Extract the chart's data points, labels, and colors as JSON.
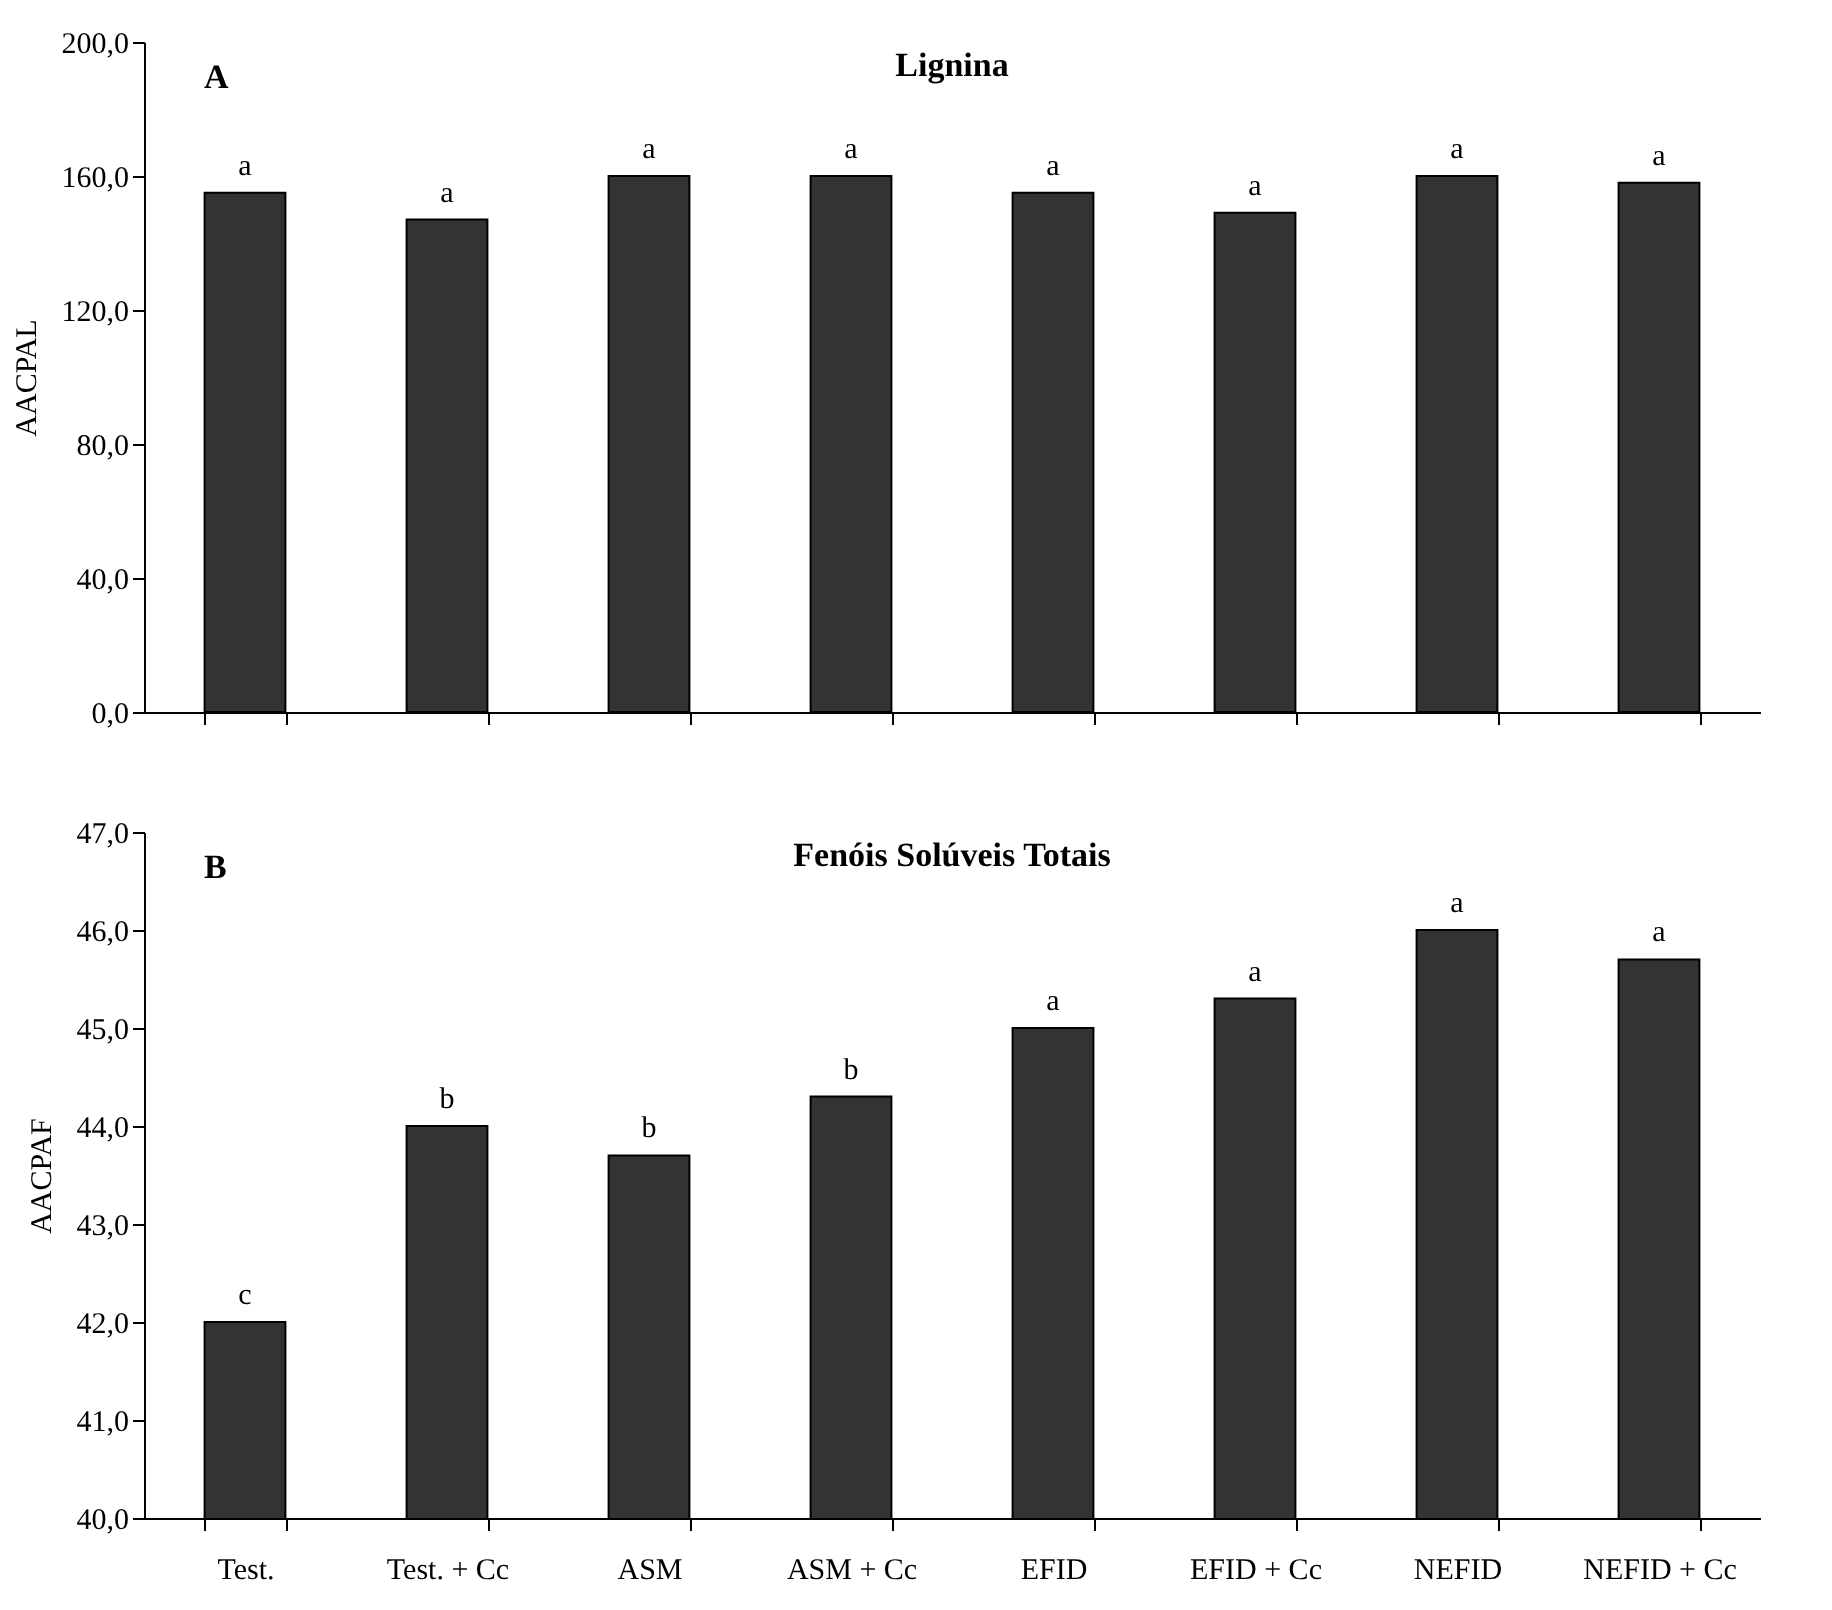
{
  "chart_data": [
    {
      "type": "bar",
      "title": "Lignina",
      "ylabel": "AACPAL",
      "annotations": [
        "A"
      ],
      "categories": [
        null,
        null,
        null,
        null,
        null,
        null,
        null,
        null
      ],
      "values": [
        155,
        147,
        160,
        160,
        155,
        149,
        160,
        158
      ],
      "value_labels": [
        "a",
        "a",
        "a",
        "a",
        "a",
        "a",
        "a",
        "a"
      ],
      "color": "#333333",
      "ylim": [
        0,
        200
      ],
      "yticks": [
        {
          "value": 0,
          "label": "0,0"
        },
        {
          "value": 40,
          "label": "40,0"
        },
        {
          "value": 80,
          "label": "80,0"
        },
        {
          "value": 120,
          "label": "120,0"
        },
        {
          "value": 160,
          "label": "160,0"
        },
        {
          "value": 200,
          "label": "200,0"
        }
      ],
      "tick_labels": "y",
      "grid": false
    },
    {
      "type": "bar",
      "title": "Fenóis Solúveis Totais",
      "ylabel": "AACPAF",
      "annotations": [
        "B"
      ],
      "categories": [
        "Test.",
        "Test. + Cc",
        "ASM",
        "ASM + Cc",
        "EFID",
        "EFID + Cc",
        "NEFID",
        "NEFID + Cc"
      ],
      "values": [
        42.0,
        44.0,
        43.7,
        44.3,
        45.0,
        45.3,
        46.0,
        45.7
      ],
      "value_labels": [
        "c",
        "b",
        "b",
        "b",
        "a",
        "a",
        "a",
        "a"
      ],
      "color": "#333333",
      "ylim": [
        40,
        47
      ],
      "yticks": [
        {
          "value": 40,
          "label": "40,0"
        },
        {
          "value": 41,
          "label": "41,0"
        },
        {
          "value": 42,
          "label": "42,0"
        },
        {
          "value": 43,
          "label": "43,0"
        },
        {
          "value": 44,
          "label": "44,0"
        },
        {
          "value": 45,
          "label": "45,0"
        },
        {
          "value": 46,
          "label": "46,0"
        },
        {
          "value": 47,
          "label": "47,0"
        }
      ],
      "grid": false
    }
  ]
}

============================================================

:: What is asked ::
Reproduce the data verbatim. Do not carry any picture into the copy.

:: Task response ::
Extract the chart's data points, labels, and colors as JSON.
{
  "chart_data": [
    {
      "type": "bar",
      "title": "Lignina",
      "ylabel": "AACPAL",
      "annotations": [
        "A"
      ],
      "categories": [
        null,
        null,
        null,
        null,
        null,
        null,
        null,
        null
      ],
      "values": [
        155,
        147,
        160,
        160,
        155,
        149,
        160,
        158
      ],
      "value_labels": [
        "a",
        "a",
        "a",
        "a",
        "a",
        "a",
        "a",
        "a"
      ],
      "color": "#333333",
      "ylim": [
        0,
        200
      ],
      "yticks": [
        {
          "value": 0,
          "label": "0,0"
        },
        {
          "value": 40,
          "label": "40,0"
        },
        {
          "value": 80,
          "label": "80,0"
        },
        {
          "value": 120,
          "label": "120,0"
        },
        {
          "value": 160,
          "label": "160,0"
        },
        {
          "value": 200,
          "label": "200,0"
        }
      ],
      "tick_labels": "y",
      "grid": false
    },
    {
      "type": "bar",
      "title": "Fenóis Solúveis Totais",
      "ylabel": "AACPAF",
      "annotations": [
        "B"
      ],
      "categories": [
        "Test.",
        "Test. + Cc",
        "ASM",
        "ASM + Cc",
        "EFID",
        "EFID + Cc",
        "NEFID",
        "NEFID + Cc"
      ],
      "values": [
        42.0,
        44.0,
        43.7,
        44.3,
        45.0,
        45.3,
        46.0,
        45.7
      ],
      "value_labels": [
        "c",
        "b",
        "b",
        "b",
        "a",
        "a",
        "a",
        "a"
      ],
      "color": "#333333",
      "ylim": [
        40,
        47
      ],
      "yticks": [
        {
          "value": 40,
          "label": "40,0"
        },
        {
          "value": 41,
          "label": "41,0"
        },
        {
          "value": 42,
          "label": "42,0"
        },
        {
          "value": 43,
          "label": "43,0"
        },
        {
          "value": 44,
          "label": "44,0"
        },
        {
          "value": 45,
          "label": "45,0"
        },
        {
          "value": 46,
          "label": "46,0"
        },
        {
          "value": 47,
          "label": "47,0"
        }
      ],
      "grid": false
    }
  ]
}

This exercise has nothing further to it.